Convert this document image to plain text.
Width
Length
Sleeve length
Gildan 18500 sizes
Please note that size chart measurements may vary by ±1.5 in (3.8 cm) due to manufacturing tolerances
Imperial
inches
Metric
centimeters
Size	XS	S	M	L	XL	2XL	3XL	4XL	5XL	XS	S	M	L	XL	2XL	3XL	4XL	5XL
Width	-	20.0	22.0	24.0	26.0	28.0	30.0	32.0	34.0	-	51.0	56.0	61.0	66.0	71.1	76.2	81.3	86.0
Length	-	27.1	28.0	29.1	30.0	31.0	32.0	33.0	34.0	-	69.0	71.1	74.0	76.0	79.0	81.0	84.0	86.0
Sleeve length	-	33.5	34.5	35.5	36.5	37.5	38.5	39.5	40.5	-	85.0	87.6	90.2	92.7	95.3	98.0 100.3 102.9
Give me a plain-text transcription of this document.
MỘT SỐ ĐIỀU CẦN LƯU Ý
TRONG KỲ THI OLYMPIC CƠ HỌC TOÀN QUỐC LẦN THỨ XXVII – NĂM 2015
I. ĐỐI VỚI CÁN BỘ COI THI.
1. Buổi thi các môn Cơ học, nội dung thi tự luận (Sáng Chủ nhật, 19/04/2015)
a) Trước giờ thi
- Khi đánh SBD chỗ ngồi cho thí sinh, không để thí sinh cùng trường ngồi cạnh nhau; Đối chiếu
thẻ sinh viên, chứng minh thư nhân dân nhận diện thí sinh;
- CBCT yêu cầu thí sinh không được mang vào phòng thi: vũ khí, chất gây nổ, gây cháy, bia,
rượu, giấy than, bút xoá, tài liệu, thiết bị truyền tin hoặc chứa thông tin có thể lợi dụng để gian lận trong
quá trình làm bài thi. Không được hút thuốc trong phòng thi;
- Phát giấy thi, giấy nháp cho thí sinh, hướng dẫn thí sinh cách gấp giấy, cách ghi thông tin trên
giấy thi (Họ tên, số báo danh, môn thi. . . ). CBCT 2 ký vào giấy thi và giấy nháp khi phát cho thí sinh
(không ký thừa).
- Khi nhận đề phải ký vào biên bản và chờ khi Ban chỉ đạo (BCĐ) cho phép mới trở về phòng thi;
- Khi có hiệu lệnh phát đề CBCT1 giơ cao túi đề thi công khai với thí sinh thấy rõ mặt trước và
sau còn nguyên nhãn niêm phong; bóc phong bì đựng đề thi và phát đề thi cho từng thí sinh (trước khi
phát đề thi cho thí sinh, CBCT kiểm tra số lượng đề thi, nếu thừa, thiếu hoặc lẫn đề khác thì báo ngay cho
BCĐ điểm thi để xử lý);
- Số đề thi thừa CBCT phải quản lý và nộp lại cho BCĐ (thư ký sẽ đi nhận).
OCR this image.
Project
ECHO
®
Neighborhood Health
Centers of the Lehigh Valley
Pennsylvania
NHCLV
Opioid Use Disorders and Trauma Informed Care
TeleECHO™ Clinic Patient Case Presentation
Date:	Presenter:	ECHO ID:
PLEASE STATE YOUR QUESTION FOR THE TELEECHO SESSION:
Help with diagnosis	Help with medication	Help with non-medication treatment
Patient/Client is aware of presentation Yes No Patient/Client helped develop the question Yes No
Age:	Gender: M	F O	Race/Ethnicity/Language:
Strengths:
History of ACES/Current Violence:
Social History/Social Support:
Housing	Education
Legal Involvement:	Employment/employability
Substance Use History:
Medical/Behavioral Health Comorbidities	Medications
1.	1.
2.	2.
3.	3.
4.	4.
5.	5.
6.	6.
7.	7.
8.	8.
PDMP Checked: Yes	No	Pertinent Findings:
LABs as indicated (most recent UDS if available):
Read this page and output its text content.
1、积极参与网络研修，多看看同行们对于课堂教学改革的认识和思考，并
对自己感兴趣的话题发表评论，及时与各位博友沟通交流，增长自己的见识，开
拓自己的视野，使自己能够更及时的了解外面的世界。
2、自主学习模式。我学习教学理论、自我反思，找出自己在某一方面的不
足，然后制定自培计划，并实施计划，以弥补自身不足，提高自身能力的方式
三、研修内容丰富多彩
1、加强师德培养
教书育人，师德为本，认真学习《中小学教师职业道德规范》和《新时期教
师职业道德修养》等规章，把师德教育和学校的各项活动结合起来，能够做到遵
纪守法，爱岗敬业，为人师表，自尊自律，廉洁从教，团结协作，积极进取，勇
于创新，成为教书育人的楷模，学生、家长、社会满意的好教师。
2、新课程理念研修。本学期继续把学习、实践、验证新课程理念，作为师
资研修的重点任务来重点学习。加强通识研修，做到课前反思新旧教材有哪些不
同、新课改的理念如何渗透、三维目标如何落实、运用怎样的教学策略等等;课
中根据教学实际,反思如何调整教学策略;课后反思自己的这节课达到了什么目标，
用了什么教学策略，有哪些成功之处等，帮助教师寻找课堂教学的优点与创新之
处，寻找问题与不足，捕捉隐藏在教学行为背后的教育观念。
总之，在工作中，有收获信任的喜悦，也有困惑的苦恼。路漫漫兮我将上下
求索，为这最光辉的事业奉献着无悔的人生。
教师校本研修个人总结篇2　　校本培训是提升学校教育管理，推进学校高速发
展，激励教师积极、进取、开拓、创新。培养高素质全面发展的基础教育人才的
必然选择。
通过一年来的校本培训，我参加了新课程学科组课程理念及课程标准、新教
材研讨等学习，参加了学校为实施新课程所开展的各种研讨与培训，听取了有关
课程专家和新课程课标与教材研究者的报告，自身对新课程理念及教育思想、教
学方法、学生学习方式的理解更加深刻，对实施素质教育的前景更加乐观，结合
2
◆ ◆ ◆ ◆ ◆ ◆ ◆
Repeat the material word for word, in full.

- [Response to this task]:
Convert this document image to plain text.
Width
Length
Sleeve length
Gildan 18500 sizes
Please note that size chart measurements may vary by ±1.5 in (3.8 cm) due to manufacturing tolerances
Imperial
inches
Metric
centimeters
Size	XS	S	M	L	XL	2XL	3XL	4XL	5XL	XS	S	M	L	XL	2XL	3XL	4XL	5XL
Width	-	20.0	22.0	24.0	26.0	28.0	30.0	32.0	34.0	-	51.0	56.0	61.0	66.0	71.1	76.2	81.3	86.0
Length	-	27.1	28.0	29.1	30.0	31.0	32.0	33.0	34.0	-	69.0	71.1	74.0	76.0	79.0	81.0	84.0	86.0
Sleeve length	-	33.5	34.5	35.5	36.5	37.5	38.5	39.5	40.5	-	85.0	87.6	90.2	92.7	95.3	98.0 100.3 102.9
Give me a plain-text transcription of this document.
MỘT SỐ ĐIỀU CẦN LƯU Ý
TRONG KỲ THI OLYMPIC CƠ HỌC TOÀN QUỐC LẦN THỨ XXVII – NĂM 2015
I. ĐỐI VỚI CÁN BỘ COI THI.
1. Buổi thi các môn Cơ học, nội dung thi tự luận (Sáng Chủ nhật, 19/04/2015)
a) Trước giờ thi
- Khi đánh SBD chỗ ngồi cho thí sinh, không để thí sinh cùng trường ngồi cạnh nhau; Đối chiếu
thẻ sinh viên, chứng minh thư nhân dân nhận diện thí sinh;
- CBCT yêu cầu thí sinh không được mang vào phòng thi: vũ khí, chất gây nổ, gây cháy, bia,
rượu, giấy than, bút xoá, tài liệu, thiết bị truyền tin hoặc chứa thông tin có thể lợi dụng để gian lận trong
quá trình làm bài thi. Không được hút thuốc trong phòng thi;
- Phát giấy thi, giấy nháp cho thí sinh, hướng dẫn thí sinh cách gấp giấy, cách ghi thông tin trên
giấy thi (Họ tên, số báo danh, môn thi. . . ). CBCT 2 ký vào giấy thi và giấy nháp khi phát cho thí sinh
(không ký thừa).
- Khi nhận đề phải ký vào biên bản và chờ khi Ban chỉ đạo (BCĐ) cho phép mới trở về phòng thi;
- Khi có hiệu lệnh phát đề CBCT1 giơ cao túi đề thi công khai với thí sinh thấy rõ mặt trước và
sau còn nguyên nhãn niêm phong; bóc phong bì đựng đề thi và phát đề thi cho từng thí sinh (trước khi
phát đề thi cho thí sinh, CBCT kiểm tra số lượng đề thi, nếu thừa, thiếu hoặc lẫn đề khác thì báo ngay cho
BCĐ điểm thi để xử lý);
- Số đề thi thừa CBCT phải quản lý và nộp lại cho BCĐ (thư ký sẽ đi nhận).
OCR this image.
Project
ECHO
®
Neighborhood Health
Centers of the Lehigh Valley
Pennsylvania
NHCLV
Opioid Use Disorders and Trauma Informed Care
TeleECHO™ Clinic Patient Case Presentation
Date:	Presenter:	ECHO ID:
PLEASE STATE YOUR QUESTION FOR THE TELEECHO SESSION:
Help with diagnosis	Help with medication	Help with non-medication treatment
Patient/Client is aware of presentation Yes No Patient/Client helped develop the question Yes No
Age:	Gender: M	F O	Race/Ethnicity/Language:
Strengths:
History of ACES/Current Violence:
Social History/Social Support:
Housing	Education
Legal Involvement:	Employment/employability
Substance Use History:
Medical/Behavioral Health Comorbidities	Medications
1.	1.
2.	2.
3.	3.
4.	4.
5.	5.
6.	6.
7.	7.
8.	8.
PDMP Checked: Yes	No	Pertinent Findings:
LABs as indicated (most recent UDS if available):
Read this page and output its text content.
1、积极参与网络研修，多看看同行们对于课堂教学改革的认识和思考，并
对自己感兴趣的话题发表评论，及时与各位博友沟通交流，增长自己的见识，开
拓自己的视野，使自己能够更及时的了解外面的世界。
2、自主学习模式。我学习教学理论、自我反思，找出自己在某一方面的不
足，然后制定自培计划，并实施计划，以弥补自身不足，提高自身能力的方式
三、研修内容丰富多彩
1、加强师德培养
教书育人，师德为本，认真学习《中小学教师职业道德规范》和《新时期教
师职业道德修养》等规章，把师德教育和学校的各项活动结合起来，能够做到遵
纪守法，爱岗敬业，为人师表，自尊自律，廉洁从教，团结协作，积极进取，勇
于创新，成为教书育人的楷模，学生、家长、社会满意的好教师。
2、新课程理念研修。本学期继续把学习、实践、验证新课程理念，作为师
资研修的重点任务来重点学习。加强通识研修，做到课前反思新旧教材有哪些不
同、新课改的理念如何渗透、三维目标如何落实、运用怎样的教学策略等等;课
中根据教学实际,反思如何调整教学策略;课后反思自己的这节课达到了什么目标，
用了什么教学策略，有哪些成功之处等，帮助教师寻找课堂教学的优点与创新之
处，寻找问题与不足，捕捉隐藏在教学行为背后的教育观念。
总之，在工作中，有收获信任的喜悦，也有困惑的苦恼。路漫漫兮我将上下
求索，为这最光辉的事业奉献着无悔的人生。
教师校本研修个人总结篇2　　校本培训是提升学校教育管理，推进学校高速发
展，激励教师积极、进取、开拓、创新。培养高素质全面发展的基础教育人才的
必然选择。
通过一年来的校本培训，我参加了新课程学科组课程理念及课程标准、新教
材研讨等学习，参加了学校为实施新课程所开展的各种研讨与培训，听取了有关
课程专家和新课程课标与教材研究者的报告，自身对新课程理念及教育思想、教
学方法、学生学习方式的理解更加深刻，对实施素质教育的前景更加乐观，结合
2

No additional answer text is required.